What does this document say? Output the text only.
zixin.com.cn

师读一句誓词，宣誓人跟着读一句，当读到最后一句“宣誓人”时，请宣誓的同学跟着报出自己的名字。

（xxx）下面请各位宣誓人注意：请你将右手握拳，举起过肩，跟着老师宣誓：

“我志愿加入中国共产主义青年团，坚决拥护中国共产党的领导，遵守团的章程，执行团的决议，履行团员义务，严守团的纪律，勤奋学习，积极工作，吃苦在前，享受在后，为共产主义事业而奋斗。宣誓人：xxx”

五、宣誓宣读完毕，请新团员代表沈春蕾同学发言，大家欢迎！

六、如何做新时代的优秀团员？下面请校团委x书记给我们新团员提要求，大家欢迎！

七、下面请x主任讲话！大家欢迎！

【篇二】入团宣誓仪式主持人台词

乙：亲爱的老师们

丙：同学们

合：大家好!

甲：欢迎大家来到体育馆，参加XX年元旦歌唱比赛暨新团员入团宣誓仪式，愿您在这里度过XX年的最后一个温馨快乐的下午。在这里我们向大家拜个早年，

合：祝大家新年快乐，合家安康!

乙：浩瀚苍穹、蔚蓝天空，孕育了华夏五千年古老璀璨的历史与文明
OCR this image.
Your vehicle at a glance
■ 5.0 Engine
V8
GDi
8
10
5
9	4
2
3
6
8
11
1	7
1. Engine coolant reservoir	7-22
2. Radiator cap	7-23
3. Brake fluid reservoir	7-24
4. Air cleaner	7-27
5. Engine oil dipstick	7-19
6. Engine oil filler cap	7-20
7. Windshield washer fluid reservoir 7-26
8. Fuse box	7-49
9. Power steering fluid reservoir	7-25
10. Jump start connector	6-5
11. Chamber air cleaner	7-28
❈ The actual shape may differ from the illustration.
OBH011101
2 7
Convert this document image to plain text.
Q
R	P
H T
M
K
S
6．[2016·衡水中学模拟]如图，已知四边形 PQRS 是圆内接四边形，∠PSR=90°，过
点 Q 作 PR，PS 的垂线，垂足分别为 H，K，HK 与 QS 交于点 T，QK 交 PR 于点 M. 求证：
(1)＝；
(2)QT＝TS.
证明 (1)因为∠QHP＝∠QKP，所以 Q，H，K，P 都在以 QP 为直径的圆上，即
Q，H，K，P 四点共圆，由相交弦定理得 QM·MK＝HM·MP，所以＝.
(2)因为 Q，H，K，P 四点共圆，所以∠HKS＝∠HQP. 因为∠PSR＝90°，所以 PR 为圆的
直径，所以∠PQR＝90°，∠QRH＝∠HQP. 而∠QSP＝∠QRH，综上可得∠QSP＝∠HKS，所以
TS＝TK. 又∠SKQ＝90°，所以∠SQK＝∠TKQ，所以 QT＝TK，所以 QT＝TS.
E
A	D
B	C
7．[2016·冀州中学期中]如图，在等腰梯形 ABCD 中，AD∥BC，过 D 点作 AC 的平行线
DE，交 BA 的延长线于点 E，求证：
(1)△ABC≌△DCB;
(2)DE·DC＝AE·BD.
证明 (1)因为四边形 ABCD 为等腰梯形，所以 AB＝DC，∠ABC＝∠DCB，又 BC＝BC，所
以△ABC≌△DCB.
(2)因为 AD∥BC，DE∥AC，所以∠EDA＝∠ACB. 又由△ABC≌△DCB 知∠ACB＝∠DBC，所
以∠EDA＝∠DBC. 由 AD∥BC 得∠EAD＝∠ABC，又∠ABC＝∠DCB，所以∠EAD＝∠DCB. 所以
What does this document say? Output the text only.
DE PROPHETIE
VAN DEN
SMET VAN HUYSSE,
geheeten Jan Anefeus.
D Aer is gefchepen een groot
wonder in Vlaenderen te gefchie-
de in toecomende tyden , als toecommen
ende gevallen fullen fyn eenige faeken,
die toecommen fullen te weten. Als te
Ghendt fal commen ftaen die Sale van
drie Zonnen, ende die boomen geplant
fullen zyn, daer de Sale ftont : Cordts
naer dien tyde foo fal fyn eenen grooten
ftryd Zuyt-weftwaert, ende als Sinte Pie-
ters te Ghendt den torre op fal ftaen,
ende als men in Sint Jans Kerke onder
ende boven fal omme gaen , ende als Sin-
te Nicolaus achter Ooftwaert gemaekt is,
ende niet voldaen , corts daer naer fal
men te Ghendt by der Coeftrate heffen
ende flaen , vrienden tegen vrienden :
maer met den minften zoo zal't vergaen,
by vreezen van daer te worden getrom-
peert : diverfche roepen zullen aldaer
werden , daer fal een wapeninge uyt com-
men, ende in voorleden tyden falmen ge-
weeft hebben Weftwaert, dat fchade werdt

--------------------------------------------------

## The task
Copy all lines in the listing above where the string "fullen" appears.

## Result of the exercise
ende gevallen fullen fyn eenige faeken,
die toecommen fullen te weten. Als te
fullen zyn, daer de Sale ftont : Cordts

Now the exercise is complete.